→ Your goal
Write out the material below again, unchanged.

* begin *

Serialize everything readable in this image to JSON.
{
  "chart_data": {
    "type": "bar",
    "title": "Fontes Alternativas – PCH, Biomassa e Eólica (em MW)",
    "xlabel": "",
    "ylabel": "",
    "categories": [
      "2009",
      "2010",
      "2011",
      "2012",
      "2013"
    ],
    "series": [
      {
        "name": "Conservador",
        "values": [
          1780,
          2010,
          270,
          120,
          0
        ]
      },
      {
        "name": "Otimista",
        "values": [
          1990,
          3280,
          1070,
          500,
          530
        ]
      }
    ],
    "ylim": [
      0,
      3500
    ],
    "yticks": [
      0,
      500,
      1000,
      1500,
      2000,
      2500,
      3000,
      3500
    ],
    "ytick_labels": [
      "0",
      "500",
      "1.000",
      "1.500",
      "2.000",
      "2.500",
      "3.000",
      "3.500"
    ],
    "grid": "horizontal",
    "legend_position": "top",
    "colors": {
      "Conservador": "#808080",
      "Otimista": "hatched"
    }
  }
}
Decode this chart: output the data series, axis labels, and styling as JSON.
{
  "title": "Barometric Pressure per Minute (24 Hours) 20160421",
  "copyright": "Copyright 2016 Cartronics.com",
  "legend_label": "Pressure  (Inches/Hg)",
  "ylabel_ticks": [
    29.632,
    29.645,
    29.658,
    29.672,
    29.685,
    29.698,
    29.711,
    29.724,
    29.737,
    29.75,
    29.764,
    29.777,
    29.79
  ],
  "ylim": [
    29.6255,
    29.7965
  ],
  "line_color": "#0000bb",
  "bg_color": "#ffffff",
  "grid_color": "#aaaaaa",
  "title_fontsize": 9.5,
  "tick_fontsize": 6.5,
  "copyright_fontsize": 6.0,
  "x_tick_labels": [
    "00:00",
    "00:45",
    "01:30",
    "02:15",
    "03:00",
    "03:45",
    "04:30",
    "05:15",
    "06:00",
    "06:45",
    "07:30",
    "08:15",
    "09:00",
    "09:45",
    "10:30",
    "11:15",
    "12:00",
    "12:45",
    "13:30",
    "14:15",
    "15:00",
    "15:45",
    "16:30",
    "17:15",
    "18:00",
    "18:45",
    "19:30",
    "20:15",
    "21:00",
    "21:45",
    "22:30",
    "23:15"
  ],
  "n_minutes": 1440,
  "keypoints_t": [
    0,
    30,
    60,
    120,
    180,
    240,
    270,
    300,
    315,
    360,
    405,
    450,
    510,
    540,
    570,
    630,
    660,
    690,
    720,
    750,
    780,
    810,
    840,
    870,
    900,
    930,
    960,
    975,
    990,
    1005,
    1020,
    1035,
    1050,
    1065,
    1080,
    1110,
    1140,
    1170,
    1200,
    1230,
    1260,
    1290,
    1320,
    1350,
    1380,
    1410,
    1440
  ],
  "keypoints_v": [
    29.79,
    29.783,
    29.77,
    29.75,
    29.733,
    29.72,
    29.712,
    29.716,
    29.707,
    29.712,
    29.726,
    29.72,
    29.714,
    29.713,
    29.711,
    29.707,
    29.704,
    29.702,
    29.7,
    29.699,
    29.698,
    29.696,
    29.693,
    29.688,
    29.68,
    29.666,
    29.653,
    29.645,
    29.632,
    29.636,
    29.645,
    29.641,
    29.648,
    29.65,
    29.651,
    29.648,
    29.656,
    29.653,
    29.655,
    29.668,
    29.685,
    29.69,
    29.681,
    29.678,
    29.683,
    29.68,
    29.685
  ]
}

* end *

→ Correct result
Serialize everything readable in this image to JSON.
{
  "chart_data": {
    "type": "bar",
    "title": "Fontes Alternativas – PCH, Biomassa e Eólica (em MW)",
    "xlabel": "",
    "ylabel": "",
    "categories": [
      "2009",
      "2010",
      "2011",
      "2012",
      "2013"
    ],
    "series": [
      {
        "name": "Conservador",
        "values": [
          1780,
          2010,
          270,
          120,
          0
        ]
      },
      {
        "name": "Otimista",
        "values": [
          1990,
          3280,
          1070,
          500,
          530
        ]
      }
    ],
    "ylim": [
      0,
      3500
    ],
    "yticks": [
      0,
      500,
      1000,
      1500,
      2000,
      2500,
      3000,
      3500
    ],
    "ytick_labels": [
      "0",
      "500",
      "1.000",
      "1.500",
      "2.000",
      "2.500",
      "3.000",
      "3.500"
    ],
    "grid": "horizontal",
    "legend_position": "top",
    "colors": {
      "Conservador": "#808080",
      "Otimista": "hatched"
    }
  }
}
Decode this chart: output the data series, axis labels, and styling as JSON.
{
  "title": "Barometric Pressure per Minute (24 Hours) 20160421",
  "copyright": "Copyright 2016 Cartronics.com",
  "legend_label": "Pressure  (Inches/Hg)",
  "ylabel_ticks": [
    29.632,
    29.645,
    29.658,
    29.672,
    29.685,
    29.698,
    29.711,
    29.724,
    29.737,
    29.75,
    29.764,
    29.777,
    29.79
  ],
  "ylim": [
    29.6255,
    29.7965
  ],
  "line_color": "#0000bb",
  "bg_color": "#ffffff",
  "grid_color": "#aaaaaa",
  "title_fontsize": 9.5,
  "tick_fontsize": 6.5,
  "copyright_fontsize": 6.0,
  "x_tick_labels": [
    "00:00",
    "00:45",
    "01:30",
    "02:15",
    "03:00",
    "03:45",
    "04:30",
    "05:15",
    "06:00",
    "06:45",
    "07:30",
    "08:15",
    "09:00",
    "09:45",
    "10:30",
    "11:15",
    "12:00",
    "12:45",
    "13:30",
    "14:15",
    "15:00",
    "15:45",
    "16:30",
    "17:15",
    "18:00",
    "18:45",
    "19:30",
    "20:15",
    "21:00",
    "21:45",
    "22:30",
    "23:15"
  ],
  "n_minutes": 1440,
  "keypoints_t": [
    0,
    30,
    60,
    120,
    180,
    240,
    270,
    300,
    315,
    360,
    405,
    450,
    510,
    540,
    570,
    630,
    660,
    690,
    720,
    750,
    780,
    810,
    840,
    870,
    900,
    930,
    960,
    975,
    990,
    1005,
    1020,
    1035,
    1050,
    1065,
    1080,
    1110,
    1140,
    1170,
    1200,
    1230,
    1260,
    1290,
    1320,
    1350,
    1380,
    1410,
    1440
  ],
  "keypoints_v": [
    29.79,
    29.783,
    29.77,
    29.75,
    29.733,
    29.72,
    29.712,
    29.716,
    29.707,
    29.712,
    29.726,
    29.72,
    29.714,
    29.713,
    29.711,
    29.707,
    29.704,
    29.702,
    29.7,
    29.699,
    29.698,
    29.696,
    29.693,
    29.688,
    29.68,
    29.666,
    29.653,
    29.645,
    29.632,
    29.636,
    29.645,
    29.641,
    29.648,
    29.65,
    29.651,
    29.648,
    29.656,
    29.653,
    29.655,
    29.668,
    29.685,
    29.69,
    29.681,
    29.678,
    29.683,
    29.68,
    29.685
  ]
}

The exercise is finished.